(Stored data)
────
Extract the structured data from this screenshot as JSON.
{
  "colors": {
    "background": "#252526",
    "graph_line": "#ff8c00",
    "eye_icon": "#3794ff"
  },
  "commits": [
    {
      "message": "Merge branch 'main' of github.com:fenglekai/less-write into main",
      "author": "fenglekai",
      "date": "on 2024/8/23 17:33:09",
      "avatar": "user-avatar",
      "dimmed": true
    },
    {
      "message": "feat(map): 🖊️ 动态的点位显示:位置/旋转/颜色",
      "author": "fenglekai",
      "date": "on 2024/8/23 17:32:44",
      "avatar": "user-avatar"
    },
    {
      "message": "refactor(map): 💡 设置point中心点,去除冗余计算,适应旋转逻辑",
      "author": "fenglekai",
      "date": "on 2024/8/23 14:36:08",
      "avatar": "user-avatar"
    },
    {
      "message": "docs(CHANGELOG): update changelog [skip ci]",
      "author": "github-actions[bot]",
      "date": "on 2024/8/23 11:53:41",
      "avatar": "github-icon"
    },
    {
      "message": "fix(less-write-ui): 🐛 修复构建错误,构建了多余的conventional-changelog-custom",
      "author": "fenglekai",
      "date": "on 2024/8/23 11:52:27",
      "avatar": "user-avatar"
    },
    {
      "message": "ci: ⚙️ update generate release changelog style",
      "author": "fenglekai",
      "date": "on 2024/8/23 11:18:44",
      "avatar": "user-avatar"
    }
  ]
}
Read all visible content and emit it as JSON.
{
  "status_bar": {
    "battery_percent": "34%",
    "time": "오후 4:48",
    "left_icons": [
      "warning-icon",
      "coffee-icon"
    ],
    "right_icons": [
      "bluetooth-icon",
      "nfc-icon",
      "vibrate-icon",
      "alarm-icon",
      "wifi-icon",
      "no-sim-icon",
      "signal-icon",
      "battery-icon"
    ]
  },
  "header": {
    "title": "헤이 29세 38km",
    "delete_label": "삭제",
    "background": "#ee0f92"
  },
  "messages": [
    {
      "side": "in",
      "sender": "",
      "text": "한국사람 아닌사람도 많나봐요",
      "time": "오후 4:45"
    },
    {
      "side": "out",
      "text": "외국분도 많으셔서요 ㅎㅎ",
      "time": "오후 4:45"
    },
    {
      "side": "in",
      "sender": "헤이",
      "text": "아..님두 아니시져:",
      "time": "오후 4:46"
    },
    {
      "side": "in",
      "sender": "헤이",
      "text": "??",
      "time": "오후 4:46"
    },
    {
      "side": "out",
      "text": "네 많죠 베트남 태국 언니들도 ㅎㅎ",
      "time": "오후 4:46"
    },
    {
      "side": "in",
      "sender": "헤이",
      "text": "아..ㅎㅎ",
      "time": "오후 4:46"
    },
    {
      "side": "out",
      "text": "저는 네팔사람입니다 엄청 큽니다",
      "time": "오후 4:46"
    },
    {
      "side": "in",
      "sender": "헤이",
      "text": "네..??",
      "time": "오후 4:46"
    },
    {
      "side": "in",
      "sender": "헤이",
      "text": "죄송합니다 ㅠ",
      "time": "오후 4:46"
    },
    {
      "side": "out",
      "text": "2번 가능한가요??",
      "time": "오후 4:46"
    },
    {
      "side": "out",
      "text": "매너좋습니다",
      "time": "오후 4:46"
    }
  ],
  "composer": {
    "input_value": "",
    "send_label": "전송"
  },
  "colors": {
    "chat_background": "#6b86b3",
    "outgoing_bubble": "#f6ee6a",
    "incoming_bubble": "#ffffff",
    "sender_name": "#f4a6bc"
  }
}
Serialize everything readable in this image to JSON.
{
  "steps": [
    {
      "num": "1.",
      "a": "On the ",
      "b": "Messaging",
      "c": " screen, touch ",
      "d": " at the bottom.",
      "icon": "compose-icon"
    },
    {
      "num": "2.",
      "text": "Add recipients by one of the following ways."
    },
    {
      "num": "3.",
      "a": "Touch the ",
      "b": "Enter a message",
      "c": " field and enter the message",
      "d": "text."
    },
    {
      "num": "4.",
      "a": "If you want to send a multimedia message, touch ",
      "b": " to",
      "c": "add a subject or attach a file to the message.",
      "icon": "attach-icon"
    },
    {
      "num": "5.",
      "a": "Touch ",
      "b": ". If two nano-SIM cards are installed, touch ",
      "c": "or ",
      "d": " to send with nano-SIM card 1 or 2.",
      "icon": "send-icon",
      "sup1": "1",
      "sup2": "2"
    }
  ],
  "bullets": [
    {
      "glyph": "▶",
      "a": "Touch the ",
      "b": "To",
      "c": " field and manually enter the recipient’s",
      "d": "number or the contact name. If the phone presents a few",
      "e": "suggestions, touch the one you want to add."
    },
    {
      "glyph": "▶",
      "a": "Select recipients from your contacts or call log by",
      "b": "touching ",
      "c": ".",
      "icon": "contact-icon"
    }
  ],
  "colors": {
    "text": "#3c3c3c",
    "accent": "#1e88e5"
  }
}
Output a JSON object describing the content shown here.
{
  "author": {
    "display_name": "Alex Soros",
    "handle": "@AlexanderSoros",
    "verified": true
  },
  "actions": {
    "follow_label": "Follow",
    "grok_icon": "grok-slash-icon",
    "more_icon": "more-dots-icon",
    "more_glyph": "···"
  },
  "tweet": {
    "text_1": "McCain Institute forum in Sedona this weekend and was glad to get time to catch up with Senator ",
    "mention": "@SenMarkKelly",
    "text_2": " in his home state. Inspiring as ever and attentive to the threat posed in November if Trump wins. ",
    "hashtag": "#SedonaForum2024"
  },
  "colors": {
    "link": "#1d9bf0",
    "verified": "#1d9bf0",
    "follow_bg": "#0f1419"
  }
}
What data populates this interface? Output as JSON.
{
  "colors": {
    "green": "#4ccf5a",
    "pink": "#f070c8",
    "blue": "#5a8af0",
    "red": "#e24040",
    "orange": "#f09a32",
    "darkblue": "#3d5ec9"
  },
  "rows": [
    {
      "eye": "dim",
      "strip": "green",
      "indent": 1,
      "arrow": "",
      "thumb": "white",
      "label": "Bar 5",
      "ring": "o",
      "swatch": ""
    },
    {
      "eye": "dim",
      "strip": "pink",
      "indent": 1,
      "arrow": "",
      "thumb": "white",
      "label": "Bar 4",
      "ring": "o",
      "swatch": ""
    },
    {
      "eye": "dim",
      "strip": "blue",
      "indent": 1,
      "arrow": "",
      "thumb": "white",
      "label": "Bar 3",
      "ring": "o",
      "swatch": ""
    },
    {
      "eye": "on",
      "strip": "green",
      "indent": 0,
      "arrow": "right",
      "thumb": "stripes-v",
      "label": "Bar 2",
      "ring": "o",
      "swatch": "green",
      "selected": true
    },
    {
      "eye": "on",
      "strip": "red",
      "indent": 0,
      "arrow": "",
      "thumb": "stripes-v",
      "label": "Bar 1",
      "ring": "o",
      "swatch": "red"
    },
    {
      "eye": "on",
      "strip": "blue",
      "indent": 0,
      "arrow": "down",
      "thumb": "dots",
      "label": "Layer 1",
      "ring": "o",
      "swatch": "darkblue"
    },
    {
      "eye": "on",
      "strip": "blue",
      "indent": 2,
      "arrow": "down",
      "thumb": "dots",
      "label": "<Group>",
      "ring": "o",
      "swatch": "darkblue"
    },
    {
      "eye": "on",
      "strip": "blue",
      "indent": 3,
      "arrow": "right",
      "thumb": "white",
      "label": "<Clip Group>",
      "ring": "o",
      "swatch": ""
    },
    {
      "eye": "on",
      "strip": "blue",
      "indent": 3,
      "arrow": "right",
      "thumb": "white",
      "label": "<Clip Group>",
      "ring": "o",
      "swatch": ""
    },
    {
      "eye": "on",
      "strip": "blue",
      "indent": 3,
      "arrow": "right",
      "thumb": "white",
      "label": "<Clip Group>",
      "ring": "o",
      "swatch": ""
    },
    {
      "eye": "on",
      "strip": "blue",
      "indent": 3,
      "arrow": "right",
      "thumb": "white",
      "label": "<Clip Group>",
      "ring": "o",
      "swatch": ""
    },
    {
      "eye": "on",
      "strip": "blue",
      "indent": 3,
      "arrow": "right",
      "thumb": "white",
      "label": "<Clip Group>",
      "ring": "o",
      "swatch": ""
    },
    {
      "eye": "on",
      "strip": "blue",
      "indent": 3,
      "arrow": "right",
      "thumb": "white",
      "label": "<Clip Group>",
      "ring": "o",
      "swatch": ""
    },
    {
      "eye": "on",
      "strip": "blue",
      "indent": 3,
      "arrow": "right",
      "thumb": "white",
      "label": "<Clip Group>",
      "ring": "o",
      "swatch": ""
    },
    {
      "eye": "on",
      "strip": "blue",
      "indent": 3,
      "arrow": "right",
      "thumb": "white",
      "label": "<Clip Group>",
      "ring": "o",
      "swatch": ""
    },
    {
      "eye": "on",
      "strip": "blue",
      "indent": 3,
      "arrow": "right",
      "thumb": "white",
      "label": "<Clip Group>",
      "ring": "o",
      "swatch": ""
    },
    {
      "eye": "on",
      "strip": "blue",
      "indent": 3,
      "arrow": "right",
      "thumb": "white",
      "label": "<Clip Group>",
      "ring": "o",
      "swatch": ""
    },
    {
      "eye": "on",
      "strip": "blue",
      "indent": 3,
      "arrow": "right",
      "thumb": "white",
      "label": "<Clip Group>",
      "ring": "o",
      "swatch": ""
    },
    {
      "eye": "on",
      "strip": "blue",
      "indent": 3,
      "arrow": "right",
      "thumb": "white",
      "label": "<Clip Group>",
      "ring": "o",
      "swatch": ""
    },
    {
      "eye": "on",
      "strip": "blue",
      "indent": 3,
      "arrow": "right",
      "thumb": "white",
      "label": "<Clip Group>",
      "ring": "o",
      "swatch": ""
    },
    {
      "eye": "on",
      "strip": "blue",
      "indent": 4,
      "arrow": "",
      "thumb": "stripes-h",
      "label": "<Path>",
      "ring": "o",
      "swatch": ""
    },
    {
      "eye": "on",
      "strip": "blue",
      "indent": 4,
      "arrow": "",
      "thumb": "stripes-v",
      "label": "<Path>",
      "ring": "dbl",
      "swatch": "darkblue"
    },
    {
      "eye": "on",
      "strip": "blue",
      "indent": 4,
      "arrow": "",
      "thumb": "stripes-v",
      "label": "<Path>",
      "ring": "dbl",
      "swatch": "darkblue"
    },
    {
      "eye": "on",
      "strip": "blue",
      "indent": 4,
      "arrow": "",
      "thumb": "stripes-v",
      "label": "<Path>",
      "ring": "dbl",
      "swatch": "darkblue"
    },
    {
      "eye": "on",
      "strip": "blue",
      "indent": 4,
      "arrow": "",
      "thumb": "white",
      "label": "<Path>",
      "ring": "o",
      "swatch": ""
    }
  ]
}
────
» EXERCISE TASK: Find how many lines hold the string "field", and state that number alone.

» COMPLETE ANSWER: 2